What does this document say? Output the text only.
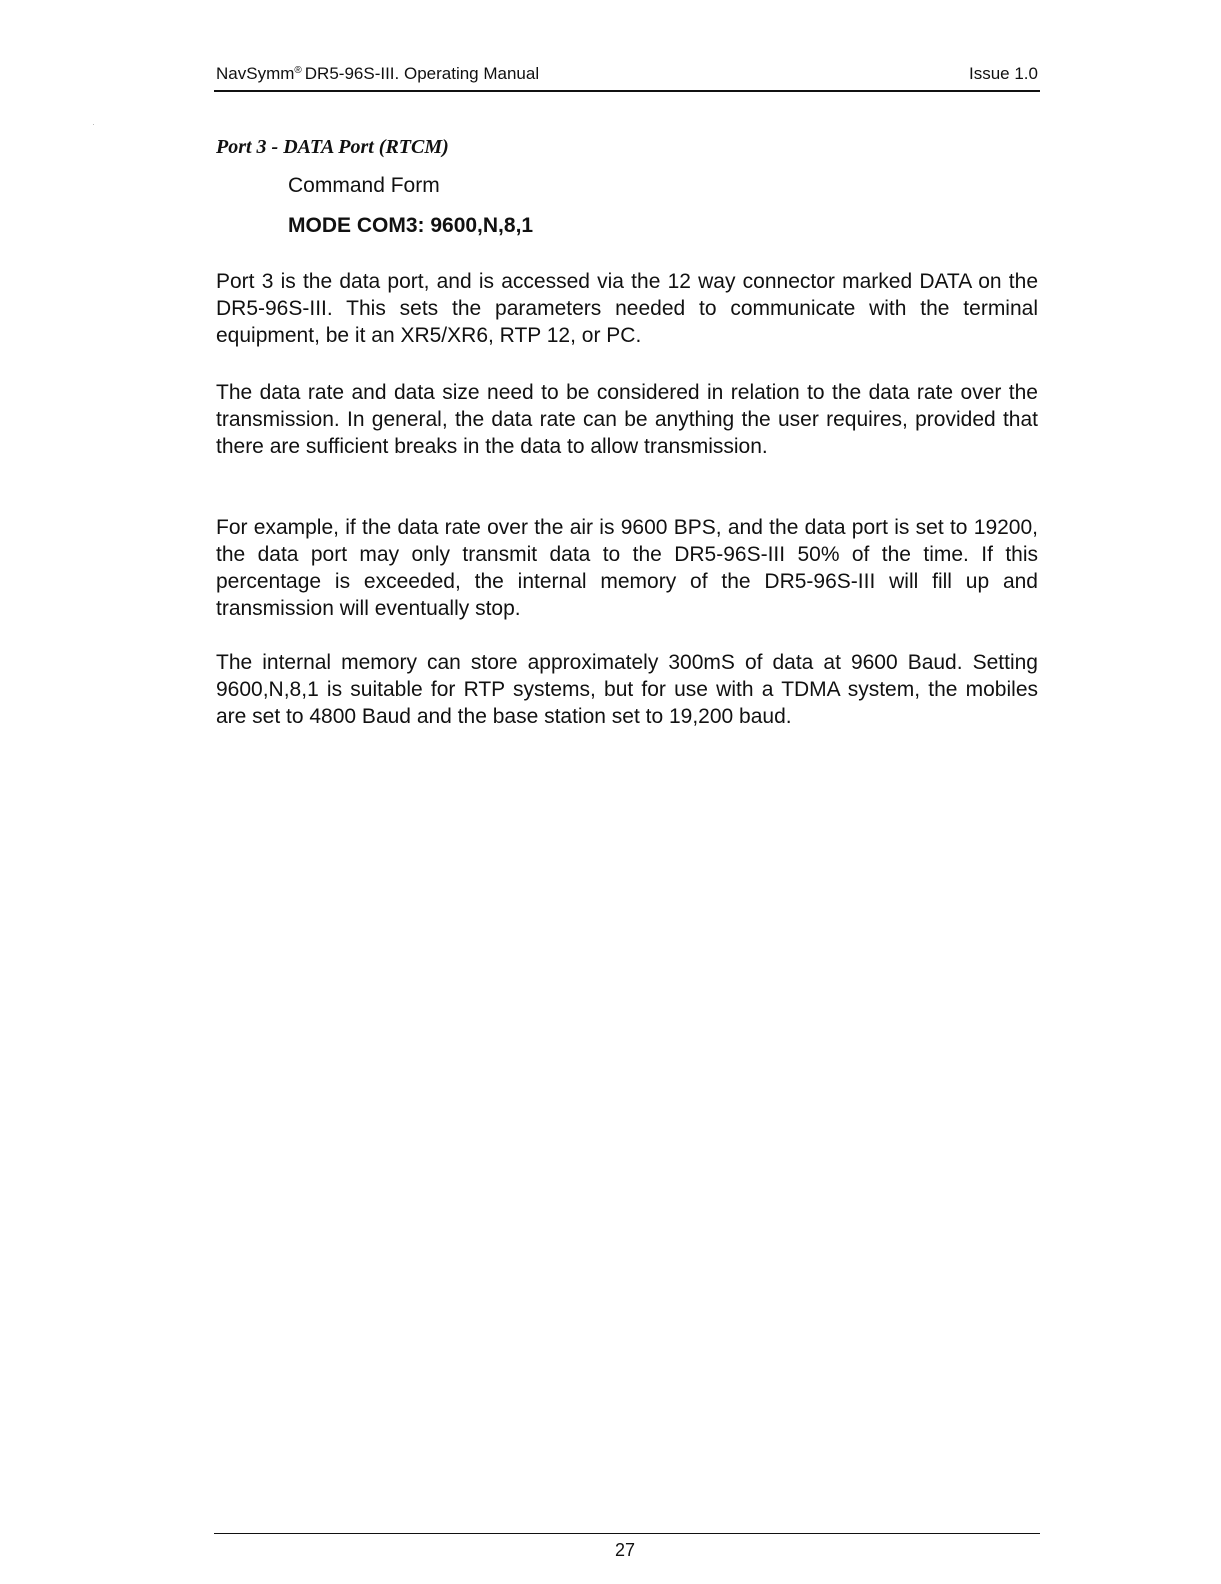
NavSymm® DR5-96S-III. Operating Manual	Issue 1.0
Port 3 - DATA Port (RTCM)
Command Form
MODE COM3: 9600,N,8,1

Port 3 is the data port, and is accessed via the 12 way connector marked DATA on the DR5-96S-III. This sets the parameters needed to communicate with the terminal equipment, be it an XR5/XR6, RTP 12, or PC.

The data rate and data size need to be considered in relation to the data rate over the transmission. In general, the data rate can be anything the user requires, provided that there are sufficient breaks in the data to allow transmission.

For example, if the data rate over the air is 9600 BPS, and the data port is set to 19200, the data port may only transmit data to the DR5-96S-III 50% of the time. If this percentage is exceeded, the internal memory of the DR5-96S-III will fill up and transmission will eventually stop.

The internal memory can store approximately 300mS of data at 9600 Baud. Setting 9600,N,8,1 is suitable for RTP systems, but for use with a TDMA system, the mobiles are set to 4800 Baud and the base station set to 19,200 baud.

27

━━━━━━

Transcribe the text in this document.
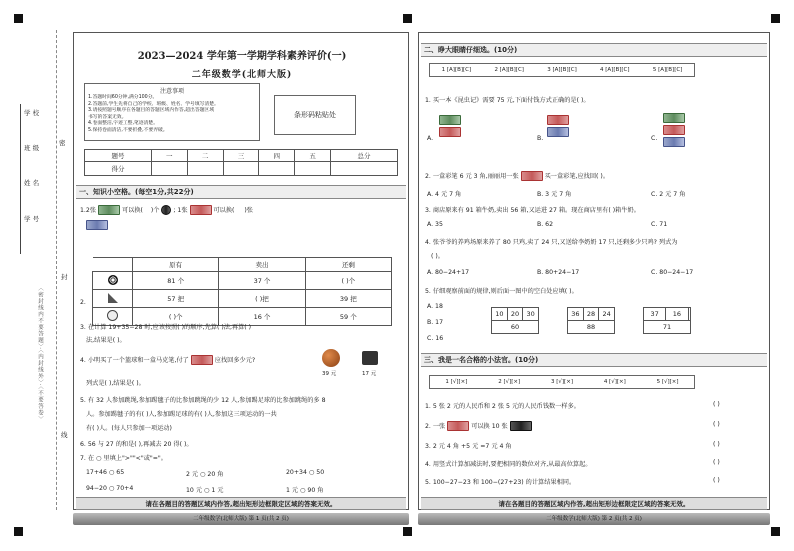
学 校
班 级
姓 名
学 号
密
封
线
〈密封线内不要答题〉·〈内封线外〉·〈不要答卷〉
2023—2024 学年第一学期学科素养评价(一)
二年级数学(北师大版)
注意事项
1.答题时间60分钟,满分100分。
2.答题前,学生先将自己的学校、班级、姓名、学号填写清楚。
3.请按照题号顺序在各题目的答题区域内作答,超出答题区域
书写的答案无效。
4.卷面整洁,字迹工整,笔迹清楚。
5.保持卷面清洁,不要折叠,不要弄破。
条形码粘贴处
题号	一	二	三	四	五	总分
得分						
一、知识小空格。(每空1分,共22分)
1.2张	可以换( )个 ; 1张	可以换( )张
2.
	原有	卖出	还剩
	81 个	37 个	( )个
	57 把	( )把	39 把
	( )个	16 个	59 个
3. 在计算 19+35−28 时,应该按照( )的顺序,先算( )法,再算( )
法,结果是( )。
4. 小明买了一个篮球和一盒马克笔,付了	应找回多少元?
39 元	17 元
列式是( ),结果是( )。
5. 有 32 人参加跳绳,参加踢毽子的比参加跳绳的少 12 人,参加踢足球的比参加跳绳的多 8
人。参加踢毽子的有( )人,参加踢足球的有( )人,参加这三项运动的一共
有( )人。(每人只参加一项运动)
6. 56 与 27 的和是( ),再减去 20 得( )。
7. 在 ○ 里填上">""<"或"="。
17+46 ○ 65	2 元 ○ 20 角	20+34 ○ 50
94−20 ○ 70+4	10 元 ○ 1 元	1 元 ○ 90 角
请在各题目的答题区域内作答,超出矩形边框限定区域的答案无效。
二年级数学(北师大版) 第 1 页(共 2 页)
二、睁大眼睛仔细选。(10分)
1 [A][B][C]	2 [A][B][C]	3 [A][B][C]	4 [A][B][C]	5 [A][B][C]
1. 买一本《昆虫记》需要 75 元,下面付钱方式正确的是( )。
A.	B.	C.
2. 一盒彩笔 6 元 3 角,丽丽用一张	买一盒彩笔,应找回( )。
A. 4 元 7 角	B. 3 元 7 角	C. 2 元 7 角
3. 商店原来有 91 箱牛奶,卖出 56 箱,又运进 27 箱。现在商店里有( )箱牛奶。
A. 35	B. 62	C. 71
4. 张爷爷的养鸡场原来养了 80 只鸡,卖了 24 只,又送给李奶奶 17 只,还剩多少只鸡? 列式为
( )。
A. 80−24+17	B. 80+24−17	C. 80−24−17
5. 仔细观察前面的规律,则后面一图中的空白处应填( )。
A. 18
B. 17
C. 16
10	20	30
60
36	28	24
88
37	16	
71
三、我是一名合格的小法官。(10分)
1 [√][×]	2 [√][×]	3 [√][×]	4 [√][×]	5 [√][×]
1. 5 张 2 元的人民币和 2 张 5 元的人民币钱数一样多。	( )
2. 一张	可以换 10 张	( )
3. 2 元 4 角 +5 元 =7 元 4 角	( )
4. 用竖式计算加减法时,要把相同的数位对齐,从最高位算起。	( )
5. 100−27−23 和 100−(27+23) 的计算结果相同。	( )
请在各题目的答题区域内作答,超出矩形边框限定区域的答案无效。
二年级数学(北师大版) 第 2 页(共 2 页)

━━━━━━

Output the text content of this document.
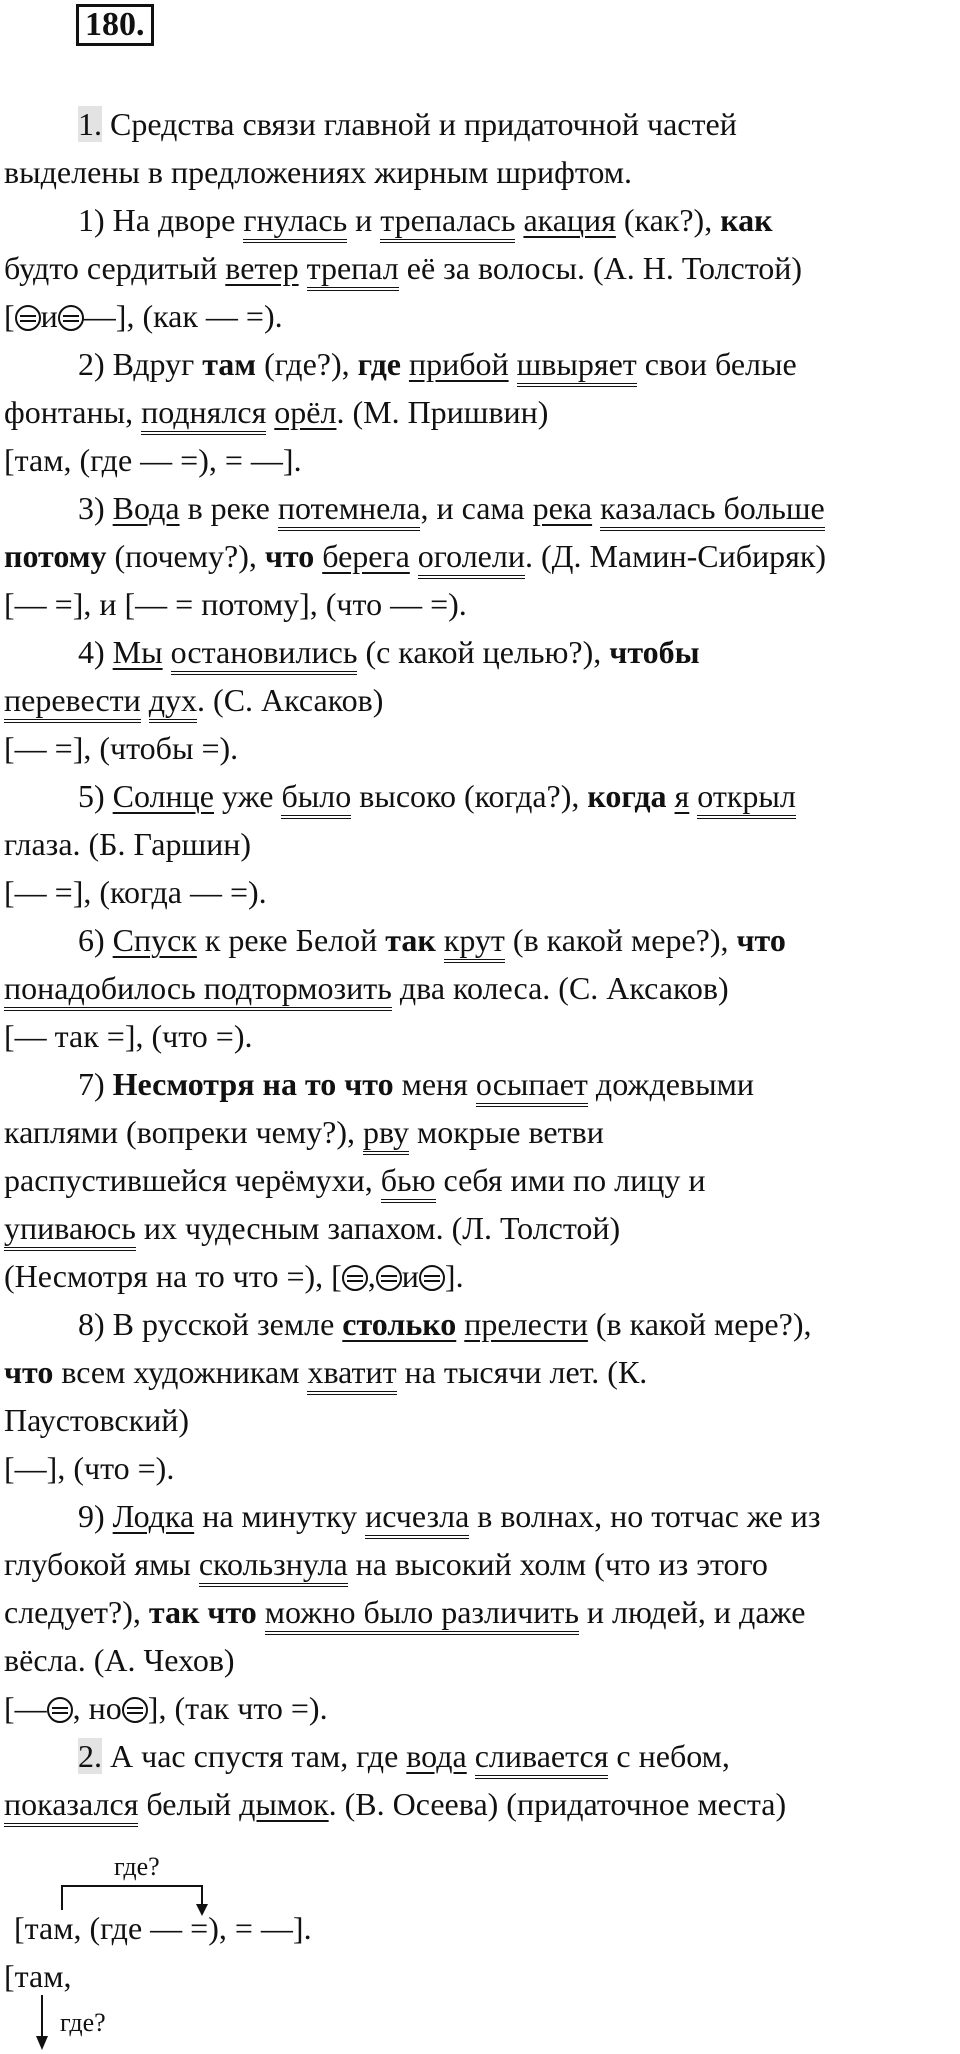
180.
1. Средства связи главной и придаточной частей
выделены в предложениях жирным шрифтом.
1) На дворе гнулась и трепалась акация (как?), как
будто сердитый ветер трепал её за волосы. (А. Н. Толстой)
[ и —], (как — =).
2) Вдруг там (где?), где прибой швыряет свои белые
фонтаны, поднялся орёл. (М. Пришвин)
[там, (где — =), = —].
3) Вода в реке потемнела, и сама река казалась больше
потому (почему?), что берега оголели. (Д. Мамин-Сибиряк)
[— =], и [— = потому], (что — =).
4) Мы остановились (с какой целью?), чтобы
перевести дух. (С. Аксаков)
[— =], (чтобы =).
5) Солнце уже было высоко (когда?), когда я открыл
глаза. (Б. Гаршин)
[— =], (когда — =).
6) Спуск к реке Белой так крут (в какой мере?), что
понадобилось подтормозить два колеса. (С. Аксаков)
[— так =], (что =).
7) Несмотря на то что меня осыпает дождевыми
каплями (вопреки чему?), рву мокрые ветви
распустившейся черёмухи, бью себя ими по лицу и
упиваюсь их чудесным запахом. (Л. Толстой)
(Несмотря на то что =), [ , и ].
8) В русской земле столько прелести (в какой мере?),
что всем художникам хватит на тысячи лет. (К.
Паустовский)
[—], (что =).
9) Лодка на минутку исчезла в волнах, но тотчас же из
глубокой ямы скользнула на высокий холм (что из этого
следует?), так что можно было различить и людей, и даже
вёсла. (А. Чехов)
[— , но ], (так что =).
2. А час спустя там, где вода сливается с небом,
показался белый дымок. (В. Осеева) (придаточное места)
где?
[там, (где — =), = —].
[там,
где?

━━━━━━

◆ STATED EXERCISE
Copy, from the material, each line that holds the string "когда".

◆ FINAL RESULT
5) Солнце уже было высоко (когда?), когда я открыл
[— =], (когда — =).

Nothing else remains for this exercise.